▶ **EXERCICE ÉCRIT 1**:
Recopiez à l’identique les lignes des entrées, de la ligne contenant "- y-tick-label-3: 0.6: [43, 150, 53, 157]" jusqu’à la fin des entrées, bornes incluses. Omettez les images dans votre réponse.

L’époque de l’inspiration cesse, les dons extraordinaires disparaissent, mais l’Esprit demeure dans l’Église. L’inspiration nécessaire à la fondation de l’Église ne l’est point à sa conservation. Le véritable fondement, une fois posé, rend nécessaire le vrai développement. Le contenu de l’inspiration doit être conservé, développé, rendu fécond dans de longues et dures épreuves, par le travail et la liberté. Pour entrer dans la voie de son développement normal et régulier, l’Église doit se faire partie intégrante de l’histoire universelle, qu’elle doit renouveler et régénérer. Appelée à devenir une puissance historique, il faut en effet que l’Église entre en rapport avec les autres puissances qui concourent à la vie de l’humanité, se soumettant aux lois générales de l’histoire, condescendant à tous les degrés possibles de la civilisation, à toutes les diversités de race et d’époque. En sortant de l’état paradisiaque, de l’âge de l’inspiration directe et vivante, l’Église, désormais fait historique et universel, ne peut pas ne pas se trouver en présence de l’humain et du divin, se combattant et se heurtant dans des luttes injustes et passionnées qui la livrent aux influences mauvaises et troublent au dedans et au dehors la régularité de son développement. L’Église cependant n’est jamais abandonnée par l’Esprit de son divin fondateur, car au travers de toutes ces transformations extérieures, elle n’en reste pas moins, à bien considérer, la réalité vraie, toujours semblable à elle-même, et aux heures les plus sombres de l’histoire, sous les menaces qui semblent prophétiser pour elle l’heure des crises suprêmes, on la voit toujours renaître plus pure et plus vraie.

▶ **EXERCICE ÉCRIT 2**:
Condensez sous forme de liste le paragraphe du texte sur l’Église qui commence par « L’époque de l’inspiration cesse », en conservant ses faits principaux.

Lignes d’un jeu de données de mise en page:
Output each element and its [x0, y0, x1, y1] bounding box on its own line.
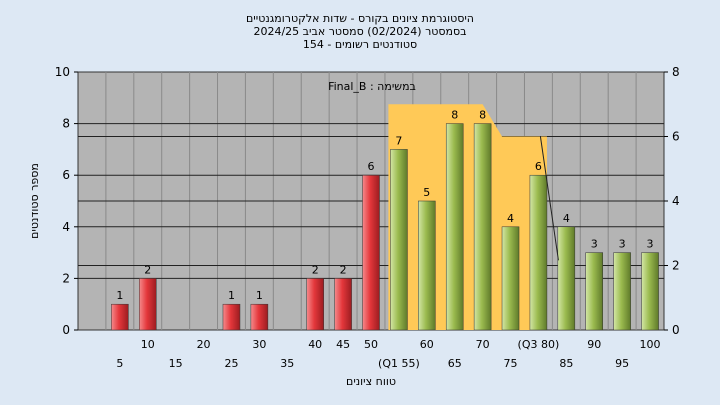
- y2-tick-label-2: 2: [672, 259, 680, 273]
- x-tick-label-35: 35: [280, 357, 294, 370]
- bar-label-60: 5: [423, 186, 430, 199]
- bar-90: [585, 252, 603, 331]
- x-tick-label-10: 10: [141, 338, 155, 351]
- bar-30: [250, 303, 269, 331]
- y-axis-right: 0 2 4 6 8: [664, 65, 680, 337]
- bar-65: [445, 123, 464, 331]
- bar-55: [390, 149, 408, 331]
- y-axis-label: מספר סטודנטים: [28, 163, 41, 239]
- y-tick-label-4: 4: [62, 220, 70, 234]
- y-tick-label-0: 0: [62, 323, 70, 337]
- y2-tick-label-0: 0: [672, 323, 680, 337]
- bar-label-65: 8: [451, 109, 458, 122]
- bar-50: [362, 174, 380, 331]
- bar-label-100: 3: [647, 238, 654, 251]
- bar-10: [139, 278, 157, 331]
- y-tick-label-8: 8: [62, 117, 70, 131]
- band-edge-lines: [539, 136, 559, 261]
- annotation-label: במשימה : Final_B: [328, 80, 416, 93]
- y2-tick-label-4: 4: [672, 194, 680, 208]
- x-tick-label-55: (Q1 55): [378, 357, 420, 370]
- bar-label-90: 3: [591, 238, 598, 251]
- bar-5: [111, 303, 129, 331]
- bar-label-55: 7: [395, 134, 402, 147]
- x-tick-label-90: 90: [587, 338, 601, 351]
- x-tick-label-5: 5: [116, 357, 123, 370]
- x-tick-label-85: 85: [559, 357, 573, 370]
- x-tick-label-20: 20: [197, 338, 211, 351]
- x-tick-label-15: 15: [169, 357, 183, 370]
- x-tick-label-80: (Q3 80): [518, 338, 560, 351]
- x-tick-label-95: 95: [615, 357, 629, 370]
- bar-75: [501, 226, 520, 331]
- band-area: [388, 104, 547, 330]
- bar-80: [529, 174, 548, 331]
- bar-label-40: 2: [312, 263, 319, 276]
- bar-label-80: 6: [535, 160, 542, 173]
- bar-label-75: 4: [507, 212, 514, 225]
- x-tick-label-65: 65: [448, 357, 462, 370]
- y-tick-label-10: 10: [55, 65, 70, 79]
- bar-60: [418, 200, 436, 331]
- quartile-band: [388, 104, 547, 330]
- chart-title: היסטוגרמת ציונים בקורס - שדות אלקטרומגנט…: [246, 12, 474, 51]
- bar-40: [306, 278, 324, 331]
- title-line-2: בסמסטר (02/2024) סמסטר אביב 2024/25: [253, 25, 466, 38]
- title-line-1: היסטוגרמת ציונים בקורס - שדות אלקטרומגנט…: [246, 12, 474, 25]
- x-tick-label-50: 50: [364, 338, 378, 351]
- x-tick-label-100: 100: [640, 338, 661, 351]
- bar-label-25: 1: [228, 289, 235, 302]
- x-tick-label-60: 60: [420, 338, 434, 351]
- bar-labels: 1 2 1 1 2 2 6 7 5 8 8 4 6 4 3 3 3: [116, 109, 653, 303]
- bar-70: [473, 123, 492, 331]
- x-tick-label-25: 25: [224, 357, 238, 370]
- x-tick-label-45: 45: [336, 338, 350, 351]
- y-tick-label-2: 2: [62, 271, 70, 285]
- x-axis-label: טווח ציונים: [346, 375, 396, 388]
- bars-group: [111, 123, 659, 331]
- y-tick-label-6: 6: [62, 168, 70, 182]
- bar-label-30: 1: [256, 289, 263, 302]
- band-edge-line: [539, 136, 559, 261]
- y2-tick-label-6: 6: [672, 130, 680, 144]
- bar-label-95: 3: [619, 238, 626, 251]
- bar-45: [334, 278, 352, 331]
- bar-label-10: 2: [144, 263, 151, 276]
- y-axis-left: 0 2 4 6 8 10: [55, 65, 78, 337]
- bar-label-85: 4: [563, 212, 570, 225]
- y2-tick-label-8: 8: [672, 65, 680, 79]
- x-tick-label-70: 70: [476, 338, 490, 351]
- bar-label-50: 6: [368, 160, 375, 173]
- bar-label-45: 2: [340, 263, 347, 276]
- title-line-3: סטודנטים רשומים - 154: [303, 38, 417, 51]
- bar-label-70: 8: [479, 109, 486, 122]
- x-axis: 10 20 30 40 45 50(Q1 55)60 65 70 75(Q3 80) 85 90 95…: [116, 338, 660, 370]
- bar-label-5: 1: [116, 289, 123, 302]
- x-tick-label-75: 75: [504, 357, 518, 370]
- bar-85: [557, 226, 576, 331]
- bar-25: [222, 303, 241, 331]
- x-tick-label-30: 30: [252, 338, 266, 351]
- bar-100: [641, 252, 659, 331]
- x-tick-label-40: 40: [308, 338, 322, 351]
- bar-95: [613, 252, 631, 331]
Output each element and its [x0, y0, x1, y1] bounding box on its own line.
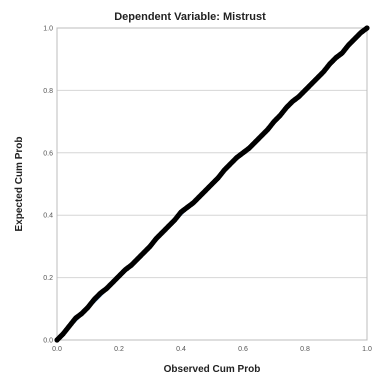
- y-tick-label-3: 0.6: [43, 150, 53, 157]
- data-point-300: [364, 25, 370, 31]
- x-tick-label-2: 0.4: [176, 346, 186, 353]
- plot-frame: [56, 27, 368, 341]
- y-tick-label-4: 0.8: [43, 88, 53, 95]
- x-tick-label-3: 0.6: [238, 346, 248, 353]
- y-tick-label-0: 0.0: [43, 338, 53, 345]
- x-axis-tick-labels: 0.0 0.2 0.4 0.6 0.8 1.0: [52, 346, 372, 353]
- x-tick-label-1: 0.2: [114, 346, 124, 353]
- y-axis-label: Expected Cum Prob: [14, 136, 25, 231]
- chart-title: Dependent Variable: Mistrust: [114, 11, 266, 23]
- x-tick-label-0: 0.0: [52, 346, 62, 353]
- y-axis-tick-labels: 0.0 0.2 0.4 0.6 0.8 1.0: [43, 26, 53, 345]
- x-tick-label-4: 0.8: [300, 346, 310, 353]
- observed-points: [54, 25, 370, 343]
- x-tick-label-5: 1.0: [362, 346, 372, 353]
- y-tick-label-2: 0.4: [43, 213, 53, 220]
- y-tick-label-5: 1.0: [43, 26, 53, 33]
- x-axis-label: Observed Cum Prob: [164, 364, 261, 375]
- y-tick-label-1: 0.2: [43, 275, 53, 282]
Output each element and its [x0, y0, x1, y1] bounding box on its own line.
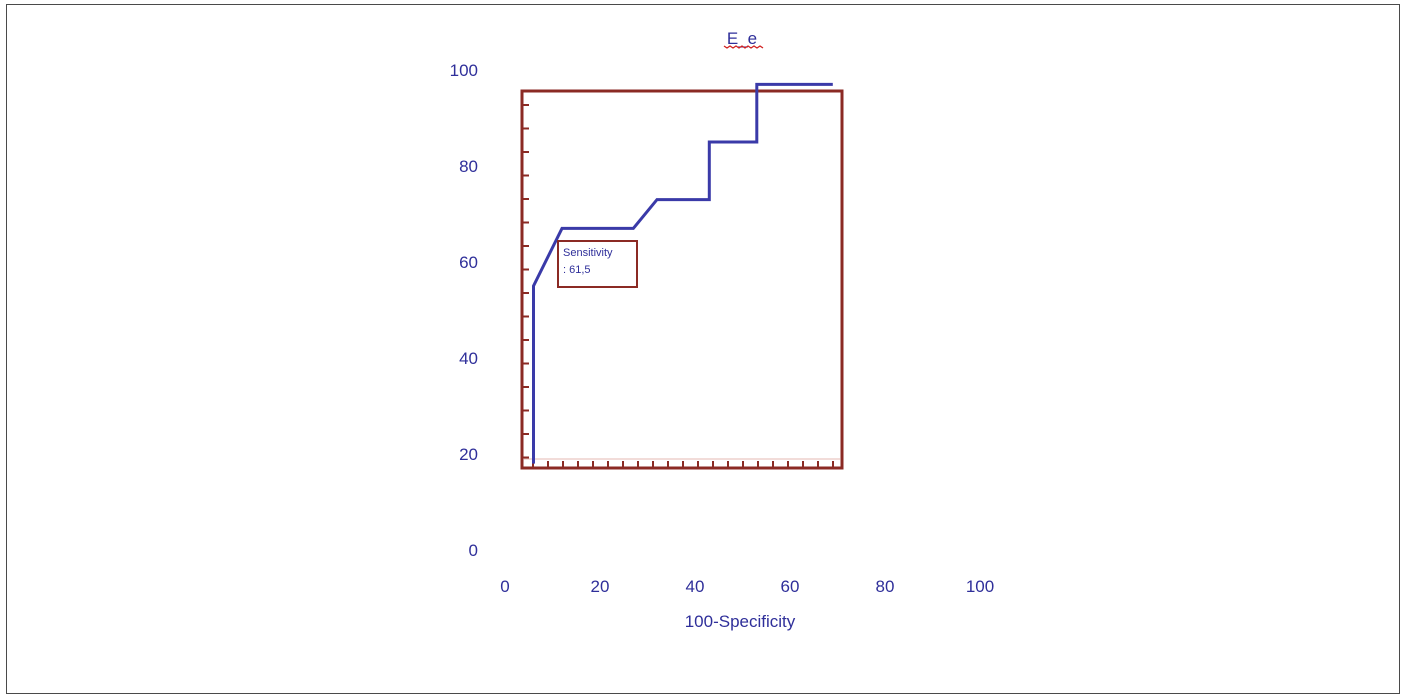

▶ **RÉPONSE COMPLÈTE 1**:
- y-tick-label-3: 0.6: [43, 150, 53, 157]
- data-point-300: [364, 25, 370, 31]
- x-tick-label-2: 0.4: [176, 346, 186, 353]
- plot-frame: [56, 27, 368, 341]
- y-tick-label-4: 0.8: [43, 88, 53, 95]
- x-tick-label-3: 0.6: [238, 346, 248, 353]
- y-tick-label-0: 0.0: [43, 338, 53, 345]
- x-axis-tick-labels: 0.0 0.2 0.4 0.6 0.8 1.0: [52, 346, 372, 353]
- x-tick-label-1: 0.2: [114, 346, 124, 353]
- y-axis-label: Expected Cum Prob: [14, 136, 25, 231]
- chart-title: Dependent Variable: Mistrust: [114, 11, 266, 23]
- x-tick-label-0: 0.0: [52, 346, 62, 353]
- y-axis-tick-labels: 0.0 0.2 0.4 0.6 0.8 1.0: [43, 26, 53, 345]
- x-tick-label-4: 0.8: [300, 346, 310, 353]
- observed-points: [54, 25, 370, 343]
- x-tick-label-5: 1.0: [362, 346, 372, 353]
- y-tick-label-2: 0.4: [43, 213, 53, 220]
- y-tick-label-5: 1.0: [43, 26, 53, 33]
- x-axis-label: Observed Cum Prob: [164, 364, 261, 375]
- y-tick-label-1: 0.2: [43, 275, 53, 282]
Output each element and its [x0, y0, x1, y1] bounding box on its own line.

▶ **RÉPONSE COMPLÈTE 2**:
- L’époque de l’inspiration et des dons extraordinaires prend fin, mais l’Esprit demeure dans l’Église.
- L’inspiration, nécessaire à la fondation de l’Église, ne l’est pas à sa conservation. Son contenu doit être conservé, développé et rendu fécond par le travail et la liberté, à travers de longues et dures épreuves.
- Pour se développer normalement, l’Église doit devenir partie intégrante de l’histoire universelle et la renouveler. Elle doit aussi entrer en rapport avec les autres puissances et se soumettre aux lois générales de l’histoire.
- Devenue fait historique et universel, elle se trouve face aux luttes entre l’humain et le divin. Ces luttes la livrent aux influences mauvaises et troublent son développement.
- L’Esprit ne l’abandonne jamais. Elle reste semblable à elle-même et, aux heures les plus sombres, renaît toujours plus pure et plus vraie.